Saved entries:
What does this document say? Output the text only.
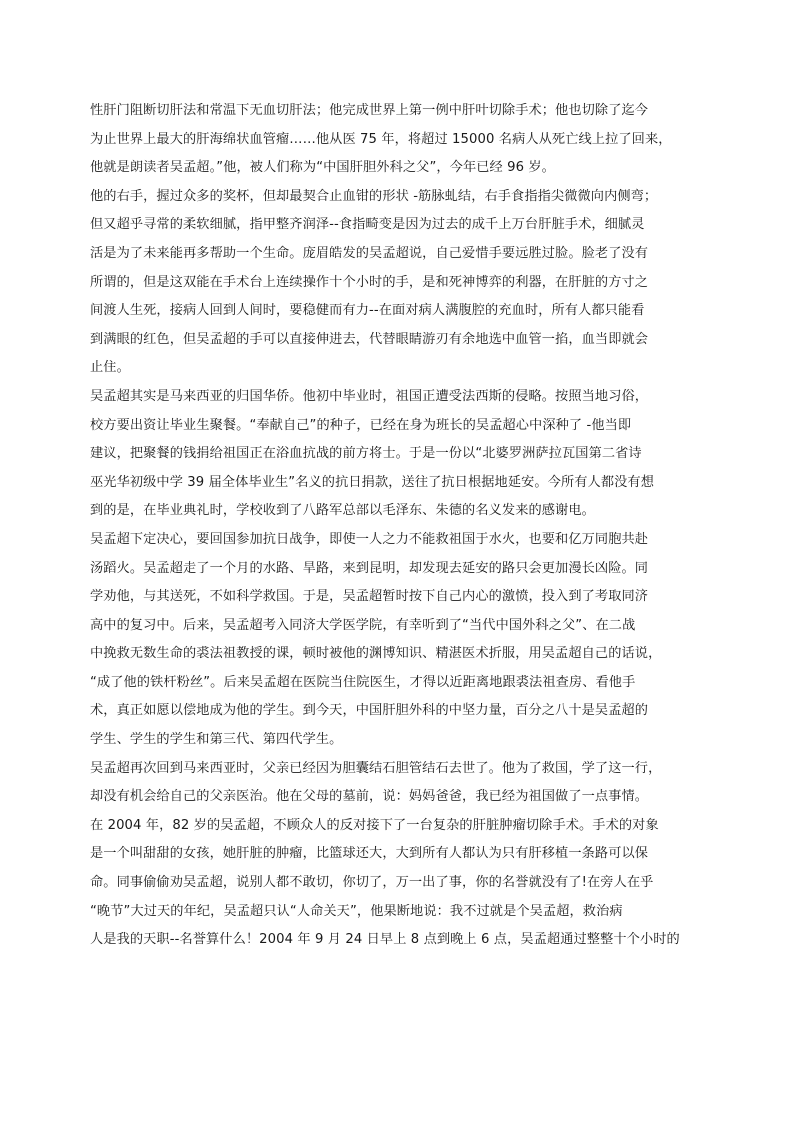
性肝门阻断切肝法和常温下无血切肝法；他完成世界上第一例中肝叶切除手术；他也切除了迄今
为止世界上最大的肝海绵状血管瘤……他从医 75 年，将超过 15000 名病人从死亡线上拉了回来，
他就是朗读者吴孟超。”他，被人们称为“中国肝胆外科之父”，今年已经 96 岁。
他的右手，握过众多的奖杯，但却最契合止血钳的形状 -筋脉虬结，右手食指指尖微微向内侧弯；
但又超乎寻常的柔软细腻，指甲整齐润泽--食指畸变是因为过去的成千上万台肝脏手术，细腻灵
活是为了未来能再多帮助一个生命。庞眉皓发的吴孟超说，自己爱惜手要远胜过脸。脸老了没有
所谓的，但是这双能在手术台上连续操作十个小时的手，是和死神博弈的利器，在肝脏的方寸之
间渡人生死，接病人回到人间时，要稳健而有力--在面对病人满腹腔的充血时，所有人都只能看
到满眼的红色，但吴孟超的手可以直接伸进去，代替眼睛游刃有余地选中血管一掐，血当即就会
止住。
吴孟超其实是马来西亚的归国华侨。他初中毕业时，祖国正遭受法西斯的侵略。按照当地习俗，
校方要出资让毕业生聚餐。“奉献自己”的种子，已经在身为班长的吴孟超心中深种了 -他当即
建议，把聚餐的钱捐给祖国正在浴血抗战的前方将士。于是一份以“北婆罗洲萨拉瓦国第二省诗
巫光华初级中学 39 届全体毕业生”名义的抗日捐款，送往了抗日根据地延安。今所有人都没有想
到的是，在毕业典礼时，学校收到了八路军总部以毛泽东、朱德的名义发来的感谢电。
吴孟超下定决心，要回国参加抗日战争，即使一人之力不能救祖国于水火，也要和亿万同胞共赴
汤蹈火。吴孟超走了一个月的水路、旱路，来到昆明，却发现去延安的路只会更加漫长凶险。同
学劝他，与其送死，不如科学救国。于是，吴孟超暂时按下自己内心的激愤，投入到了考取同济
高中的复习中。后来，吴孟超考入同济大学医学院，有幸听到了“当代中国外科之父”、在二战
中挽救无数生命的裘法祖教授的课，顿时被他的渊博知识、精湛医术折服，用吴孟超自己的话说，
“成了他的铁杆粉丝”。后来吴孟超在医院当住院医生，才得以近距离地跟裘法祖查房、看他手
术，真正如愿以偿地成为他的学生。到今天，中国肝胆外科的中坚力量，百分之八十是吴孟超的
学生、学生的学生和第三代、第四代学生。
吴孟超再次回到马来西亚时，父亲已经因为胆囊结石胆管结石去世了。他为了救国，学了这一行，
却没有机会给自己的父亲医治。他在父母的墓前，说：妈妈爸爸，我已经为祖国做了一点事情。
在 2004 年，82 岁的吴孟超，不顾众人的反对接下了一台复杂的肝脏肿瘤切除手术。手术的对象
是一个叫甜甜的女孩，她肝脏的肿瘤，比篮球还大，大到所有人都认为只有肝移植一条路可以保
命。同事偷偷劝吴孟超，说别人都不敢切，你切了，万一出了事，你的名誉就没有了!在旁人在乎
“晚节”大过天的年纪，吴孟超只认“人命关天”，他果断地说：我不过就是个吴孟超，救治病
人是我的天职--名誉算什么！2004 年 9 月 24 日早上 8 点到晚上 6 点，吴孟超通过整整十个小时的
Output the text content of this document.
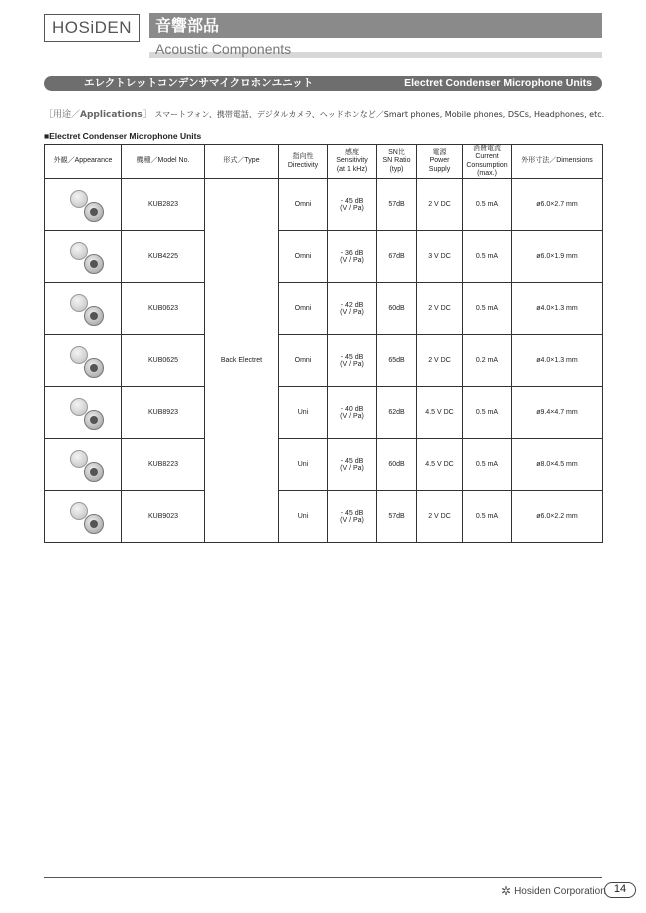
HOSiDEN	音響部品
Acoustic Components
エレクトレットコンデンサマイクロホンユニット	Electret Condenser Microphone Units
［用途／Applications］ スマートフォン、携帯電話、デジタルカメラ、ヘッドホンなど／Smart phones, Mobile phones, DSCs, Headphones, etc.
■Electret Condenser Microphone Units
外観／Appearance	機種／Model No.	形式／Type	指向性
Directivity	感度
Sensitivity
(at 1 kHz)	SN比
SN Ratio
(typ)	電源
Power
Supply	消費電流
Current
Consumption
(max.)	外形寸法／Dimensions

	KUB2823	Back Electret	Omni	- 45 dB
(V / Pa)	57dB	2 V DC	0.5 mA	ø6.0×2.7 mm

	KUB4225		Omni	- 36 dB
(V / Pa)	67dB	3 V DC	0.5 mA	ø6.0×1.9 mm

	KUB0623		Omni	- 42 dB
(V / Pa)	60dB	2 V DC	0.5 mA	ø4.0×1.3 mm

	KUB0625		Omni	- 45 dB
(V / Pa)	65dB	2 V DC	0.2 mA	ø4.0×1.3 mm

	KUB8923		Uni	- 40 dB
(V / Pa)	62dB	4.5 V DC	0.5 mA	ø9.4×4.7 mm

	KUB8223		Uni	- 45 dB
(V / Pa)	60dB	4.5 V DC	0.5 mA	ø8.0×4.5 mm

	KUB9023		Uni	- 45 dB
(V / Pa)	57dB	2 V DC	0.5 mA	ø6.0×2.2 mm
✲ Hosiden Corporation 14
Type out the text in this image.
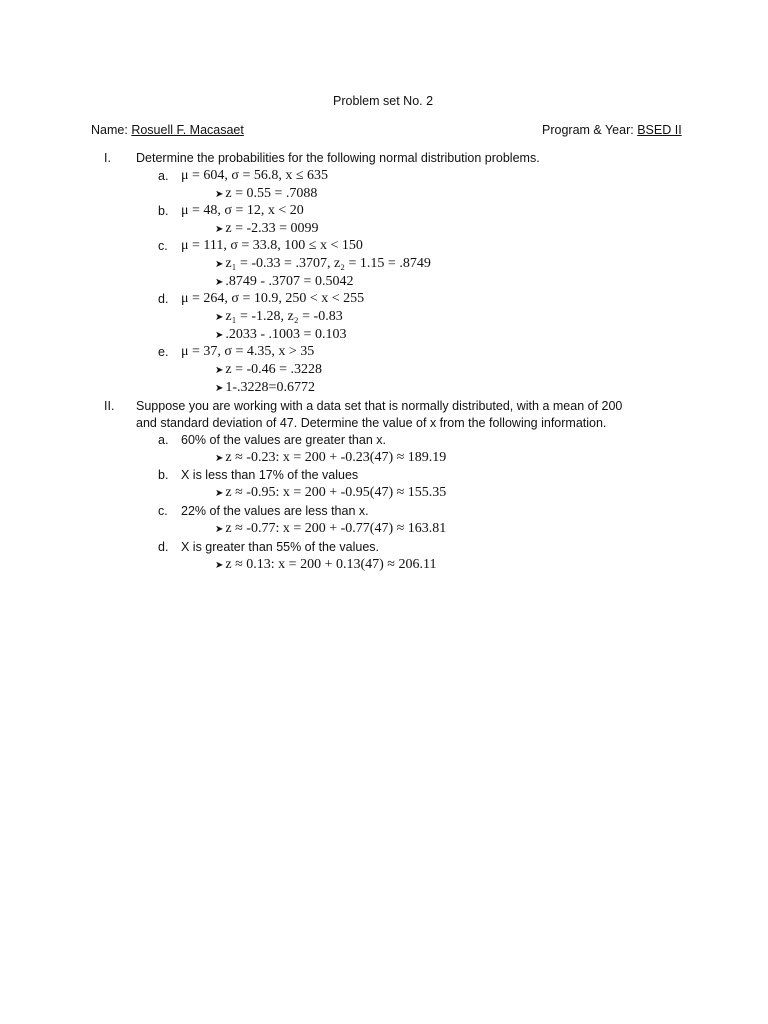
Problem set No. 2
Name: Rosuell F. Macasaet	Program & Year: BSED II
I. Determine the probabilities for the following normal distribution problems.
a. μ = 604, σ = 56.8, x ≤ 635
➤ z = 0.55 = .7088
b. μ = 48, σ = 12, x < 20
➤ z = -2.33 = 0099
c. μ = 111, σ = 33.8, 100 ≤ x < 150
➤ z₁ = -0.33 = .3707, z₂ = 1.15 = .8749
➤ .8749 - .3707 = 0.5042
d. μ = 264, σ = 10.9, 250 < x < 255
➤ z₁ = -1.28, z₂ = -0.83
➤ .2033 - .1003 = 0.103
e. μ = 37, σ = 4.35, x > 35
➤ z = -0.46 = .3228
➤ 1-.3228=0.6772
II. Suppose you are working with a data set that is normally distributed, with a mean of 200
and standard deviation of 47. Determine the value of x from the following information.
a. 60% of the values are greater than x.
➤ z ≈ -0.23: x = 200 + -0.23(47) ≈ 189.19
b. X is less than 17% of the values
➤ z ≈ -0.95: x = 200 + -0.95(47) ≈ 155.35
c. 22% of the values are less than x.
➤ z ≈ -0.77: x = 200 + -0.77(47) ≈ 163.81
d. X is greater than 55% of the values.
➤ z ≈ 0.13: x = 200 + 0.13(47) ≈ 206.11
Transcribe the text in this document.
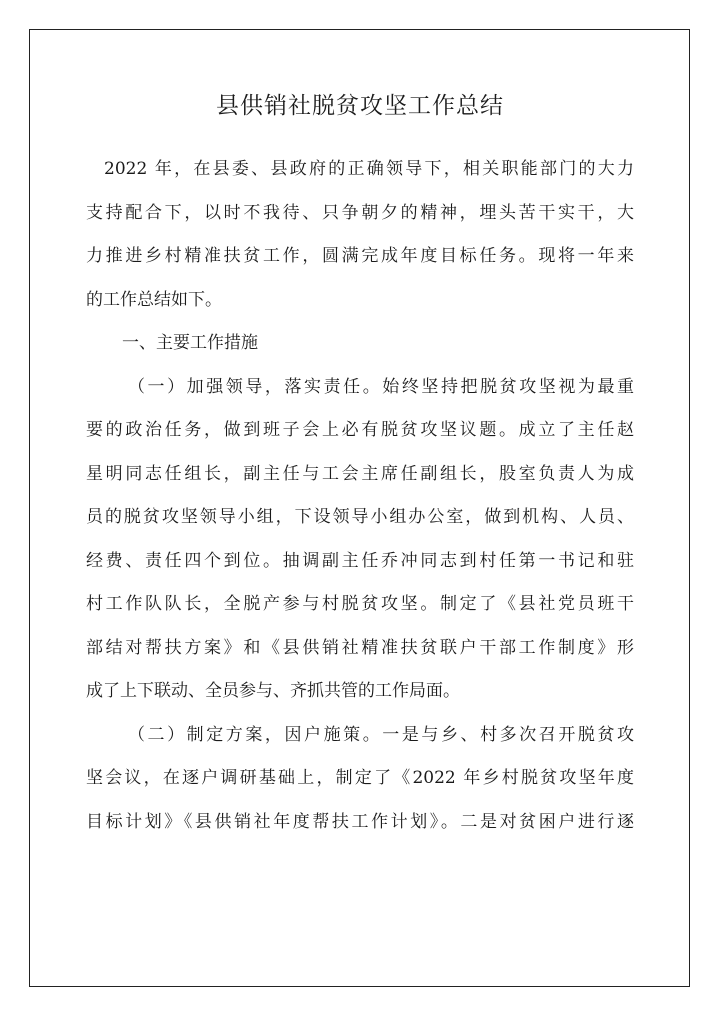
县供销社脱贫攻坚工作总结
2022 年，在县委、县政府的正确领导下，相关职能部门的大力
支持配合下，以时不我待、只争朝夕的精神，埋头苦干实干，大
力推进乡村精准扶贫工作，圆满完成年度目标任务。现将一年来
的工作总结如下。
一、主要工作措施
（一）加强领导，落实责任。始终坚持把脱贫攻坚视为最重
要的政治任务，做到班子会上必有脱贫攻坚议题。成立了主任赵
星明同志任组长，副主任与工会主席任副组长，股室负责人为成
员的脱贫攻坚领导小组，下设领导小组办公室，做到机构、人员、
经费、责任四个到位。抽调副主任乔冲同志到村任第一书记和驻
村工作队队长，全脱产参与村脱贫攻坚。制定了《县社党员班干
部结对帮扶方案》和《县供销社精准扶贫联户干部工作制度》形
成了上下联动、全员参与、齐抓共管的工作局面。
（二）制定方案，因户施策。一是与乡、村多次召开脱贫攻
坚会议，在逐户调研基础上，制定了《2022 年乡村脱贫攻坚年度
目标计划》《县供销社年度帮扶工作计划》。二是对贫困户进行逐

* [SET EXERCISE] Read through the data and copy every line where "Output" shows up.

* [SOLUTION]
What does this document say? Output the text only.
Output the text content of this document.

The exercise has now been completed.